> _Requirement_: Transcribe the records below exactly.

> _Records provided_:
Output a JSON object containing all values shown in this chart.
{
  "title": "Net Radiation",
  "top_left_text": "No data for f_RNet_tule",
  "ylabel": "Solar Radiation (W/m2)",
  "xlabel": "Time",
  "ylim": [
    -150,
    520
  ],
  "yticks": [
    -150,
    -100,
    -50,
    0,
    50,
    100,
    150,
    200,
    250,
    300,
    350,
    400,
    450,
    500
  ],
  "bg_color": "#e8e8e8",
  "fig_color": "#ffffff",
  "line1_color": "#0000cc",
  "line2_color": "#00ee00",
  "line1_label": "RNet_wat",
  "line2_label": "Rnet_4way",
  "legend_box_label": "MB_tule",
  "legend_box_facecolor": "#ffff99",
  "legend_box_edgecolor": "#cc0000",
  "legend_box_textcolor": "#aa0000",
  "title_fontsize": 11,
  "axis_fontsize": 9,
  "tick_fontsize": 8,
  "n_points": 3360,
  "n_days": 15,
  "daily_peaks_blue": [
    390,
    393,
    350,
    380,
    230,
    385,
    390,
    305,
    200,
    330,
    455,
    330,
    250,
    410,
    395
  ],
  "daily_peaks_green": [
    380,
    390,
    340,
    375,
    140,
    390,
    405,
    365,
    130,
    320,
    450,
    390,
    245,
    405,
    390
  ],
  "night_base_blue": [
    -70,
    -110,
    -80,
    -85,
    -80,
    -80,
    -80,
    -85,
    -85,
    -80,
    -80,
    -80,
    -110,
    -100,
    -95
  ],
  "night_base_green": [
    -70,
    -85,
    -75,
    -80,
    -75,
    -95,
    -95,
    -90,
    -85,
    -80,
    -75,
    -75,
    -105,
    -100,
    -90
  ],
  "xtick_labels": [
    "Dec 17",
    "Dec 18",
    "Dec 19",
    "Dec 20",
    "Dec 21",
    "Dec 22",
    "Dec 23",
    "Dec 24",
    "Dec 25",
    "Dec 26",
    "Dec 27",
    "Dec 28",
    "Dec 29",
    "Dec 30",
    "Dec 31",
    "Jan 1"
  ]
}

> _Result for this task_:
Output a JSON object containing all values shown in this chart.
{
  "title": "Net Radiation",
  "top_left_text": "No data for f_RNet_tule",
  "ylabel": "Solar Radiation (W/m2)",
  "xlabel": "Time",
  "ylim": [
    -150,
    520
  ],
  "yticks": [
    -150,
    -100,
    -50,
    0,
    50,
    100,
    150,
    200,
    250,
    300,
    350,
    400,
    450,
    500
  ],
  "bg_color": "#e8e8e8",
  "fig_color": "#ffffff",
  "line1_color": "#0000cc",
  "line2_color": "#00ee00",
  "line1_label": "RNet_wat",
  "line2_label": "Rnet_4way",
  "legend_box_label": "MB_tule",
  "legend_box_facecolor": "#ffff99",
  "legend_box_edgecolor": "#cc0000",
  "legend_box_textcolor": "#aa0000",
  "title_fontsize": 11,
  "axis_fontsize": 9,
  "tick_fontsize": 8,
  "n_points": 3360,
  "n_days": 15,
  "daily_peaks_blue": [
    390,
    393,
    350,
    380,
    230,
    385,
    390,
    305,
    200,
    330,
    455,
    330,
    250,
    410,
    395
  ],
  "daily_peaks_green": [
    380,
    390,
    340,
    375,
    140,
    390,
    405,
    365,
    130,
    320,
    450,
    390,
    245,
    405,
    390
  ],
  "night_base_blue": [
    -70,
    -110,
    -80,
    -85,
    -80,
    -80,
    -80,
    -85,
    -85,
    -80,
    -80,
    -80,
    -110,
    -100,
    -95
  ],
  "night_base_green": [
    -70,
    -85,
    -75,
    -80,
    -75,
    -95,
    -95,
    -90,
    -85,
    -80,
    -75,
    -75,
    -105,
    -100,
    -90
  ],
  "xtick_labels": [
    "Dec 17",
    "Dec 18",
    "Dec 19",
    "Dec 20",
    "Dec 21",
    "Dec 22",
    "Dec 23",
    "Dec 24",
    "Dec 25",
    "Dec 26",
    "Dec 27",
    "Dec 28",
    "Dec 29",
    "Dec 30",
    "Dec 31",
    "Jan 1"
  ]
}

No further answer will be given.